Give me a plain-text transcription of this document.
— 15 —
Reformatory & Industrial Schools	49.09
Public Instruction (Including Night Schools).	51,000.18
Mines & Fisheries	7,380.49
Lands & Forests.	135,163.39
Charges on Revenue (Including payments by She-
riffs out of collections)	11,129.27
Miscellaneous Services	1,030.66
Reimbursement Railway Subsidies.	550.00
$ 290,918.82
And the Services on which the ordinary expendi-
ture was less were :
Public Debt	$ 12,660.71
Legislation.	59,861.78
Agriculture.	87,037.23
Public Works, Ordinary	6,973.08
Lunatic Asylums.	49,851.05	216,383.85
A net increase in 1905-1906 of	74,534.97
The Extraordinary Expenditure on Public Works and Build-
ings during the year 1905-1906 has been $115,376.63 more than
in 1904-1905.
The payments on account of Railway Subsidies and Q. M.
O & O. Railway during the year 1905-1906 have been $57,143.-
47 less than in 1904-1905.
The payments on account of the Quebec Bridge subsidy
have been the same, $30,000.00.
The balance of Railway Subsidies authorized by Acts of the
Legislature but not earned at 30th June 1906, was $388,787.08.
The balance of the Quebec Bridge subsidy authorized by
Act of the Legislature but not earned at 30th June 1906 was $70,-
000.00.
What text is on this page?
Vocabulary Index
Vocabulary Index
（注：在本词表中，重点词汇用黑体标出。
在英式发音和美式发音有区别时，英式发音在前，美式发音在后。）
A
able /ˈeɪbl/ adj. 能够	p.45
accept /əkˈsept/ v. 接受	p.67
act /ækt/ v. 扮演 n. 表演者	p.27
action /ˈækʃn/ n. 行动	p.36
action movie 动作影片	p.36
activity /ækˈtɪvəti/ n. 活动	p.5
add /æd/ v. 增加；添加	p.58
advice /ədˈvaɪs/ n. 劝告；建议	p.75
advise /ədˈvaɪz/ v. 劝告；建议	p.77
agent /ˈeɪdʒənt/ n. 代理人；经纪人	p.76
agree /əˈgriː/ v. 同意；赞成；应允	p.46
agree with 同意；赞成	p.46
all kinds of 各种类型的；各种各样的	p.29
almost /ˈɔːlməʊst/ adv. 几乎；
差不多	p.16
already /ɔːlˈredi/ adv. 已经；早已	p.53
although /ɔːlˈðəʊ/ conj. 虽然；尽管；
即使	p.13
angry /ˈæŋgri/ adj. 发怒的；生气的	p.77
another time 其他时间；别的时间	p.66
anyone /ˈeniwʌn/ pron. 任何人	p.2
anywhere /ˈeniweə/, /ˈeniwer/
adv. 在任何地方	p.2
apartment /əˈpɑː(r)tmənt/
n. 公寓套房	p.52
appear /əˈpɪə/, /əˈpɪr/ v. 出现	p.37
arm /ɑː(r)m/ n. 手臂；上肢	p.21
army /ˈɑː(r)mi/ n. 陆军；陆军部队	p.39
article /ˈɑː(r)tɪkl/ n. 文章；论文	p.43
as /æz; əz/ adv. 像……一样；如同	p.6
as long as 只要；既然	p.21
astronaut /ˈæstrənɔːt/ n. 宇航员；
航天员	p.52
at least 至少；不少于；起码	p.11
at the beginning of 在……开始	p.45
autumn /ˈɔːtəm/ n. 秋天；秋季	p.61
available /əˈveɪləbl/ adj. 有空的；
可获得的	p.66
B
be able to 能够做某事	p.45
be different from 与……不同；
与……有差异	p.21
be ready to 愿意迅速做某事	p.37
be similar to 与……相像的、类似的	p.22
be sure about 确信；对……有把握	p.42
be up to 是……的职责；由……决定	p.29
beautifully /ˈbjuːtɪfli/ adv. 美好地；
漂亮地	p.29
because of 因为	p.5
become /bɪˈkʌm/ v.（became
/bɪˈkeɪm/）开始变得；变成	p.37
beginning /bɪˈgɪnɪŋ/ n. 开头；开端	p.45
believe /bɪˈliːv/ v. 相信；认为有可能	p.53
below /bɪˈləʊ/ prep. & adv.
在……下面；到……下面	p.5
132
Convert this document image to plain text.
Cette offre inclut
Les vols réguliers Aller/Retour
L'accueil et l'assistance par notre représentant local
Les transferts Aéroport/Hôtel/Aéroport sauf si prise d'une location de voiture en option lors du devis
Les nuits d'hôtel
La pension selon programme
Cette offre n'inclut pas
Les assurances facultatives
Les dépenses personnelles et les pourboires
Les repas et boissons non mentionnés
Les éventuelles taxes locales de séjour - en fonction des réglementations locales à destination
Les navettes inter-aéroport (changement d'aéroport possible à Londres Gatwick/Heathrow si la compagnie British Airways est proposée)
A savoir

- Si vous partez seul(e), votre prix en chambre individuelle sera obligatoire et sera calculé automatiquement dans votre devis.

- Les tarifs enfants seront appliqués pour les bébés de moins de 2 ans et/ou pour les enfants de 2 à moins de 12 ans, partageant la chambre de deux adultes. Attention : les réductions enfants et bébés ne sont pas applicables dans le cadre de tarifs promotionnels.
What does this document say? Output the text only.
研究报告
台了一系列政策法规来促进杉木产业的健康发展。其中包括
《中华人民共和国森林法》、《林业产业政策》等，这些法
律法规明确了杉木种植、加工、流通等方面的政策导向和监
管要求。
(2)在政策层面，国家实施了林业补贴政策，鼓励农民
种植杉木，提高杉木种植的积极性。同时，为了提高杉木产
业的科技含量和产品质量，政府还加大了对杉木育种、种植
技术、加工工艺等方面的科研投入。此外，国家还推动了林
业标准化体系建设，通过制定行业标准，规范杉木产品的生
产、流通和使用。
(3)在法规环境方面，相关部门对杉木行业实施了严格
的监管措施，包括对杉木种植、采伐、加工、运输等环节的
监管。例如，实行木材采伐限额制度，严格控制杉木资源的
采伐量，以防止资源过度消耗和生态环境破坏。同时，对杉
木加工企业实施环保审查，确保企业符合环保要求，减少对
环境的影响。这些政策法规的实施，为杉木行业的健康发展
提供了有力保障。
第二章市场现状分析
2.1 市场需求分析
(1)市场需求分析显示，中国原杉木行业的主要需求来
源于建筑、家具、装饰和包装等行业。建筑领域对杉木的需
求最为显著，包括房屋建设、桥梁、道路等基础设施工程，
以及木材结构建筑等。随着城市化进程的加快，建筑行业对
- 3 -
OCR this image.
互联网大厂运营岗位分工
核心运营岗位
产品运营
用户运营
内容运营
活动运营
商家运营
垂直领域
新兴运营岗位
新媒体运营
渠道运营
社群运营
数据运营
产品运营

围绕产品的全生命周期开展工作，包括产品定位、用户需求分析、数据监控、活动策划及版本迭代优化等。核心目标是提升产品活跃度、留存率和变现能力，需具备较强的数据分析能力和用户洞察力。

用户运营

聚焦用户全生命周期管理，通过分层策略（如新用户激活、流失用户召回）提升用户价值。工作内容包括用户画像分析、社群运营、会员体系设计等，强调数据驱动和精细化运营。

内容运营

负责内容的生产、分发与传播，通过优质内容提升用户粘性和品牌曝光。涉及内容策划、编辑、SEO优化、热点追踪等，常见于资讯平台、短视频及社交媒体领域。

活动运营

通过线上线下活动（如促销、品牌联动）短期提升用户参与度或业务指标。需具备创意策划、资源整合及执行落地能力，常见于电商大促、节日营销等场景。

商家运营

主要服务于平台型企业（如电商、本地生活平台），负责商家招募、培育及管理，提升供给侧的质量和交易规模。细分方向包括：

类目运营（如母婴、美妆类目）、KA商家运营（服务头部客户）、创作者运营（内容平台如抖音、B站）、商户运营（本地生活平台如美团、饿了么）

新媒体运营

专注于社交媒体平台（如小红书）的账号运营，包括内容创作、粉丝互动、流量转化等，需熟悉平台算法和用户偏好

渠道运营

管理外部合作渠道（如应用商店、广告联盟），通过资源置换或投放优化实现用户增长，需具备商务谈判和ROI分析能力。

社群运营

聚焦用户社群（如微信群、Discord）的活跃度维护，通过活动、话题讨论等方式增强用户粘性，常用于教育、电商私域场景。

● ● ●

▸ Set task:
Scan the material and collect every line that contains "beginning".

▸ Response to the exercise:
at the beginning of 在……开始	p.45
beginning /bɪˈgɪnɪŋ/ n. 开头；开端	p.45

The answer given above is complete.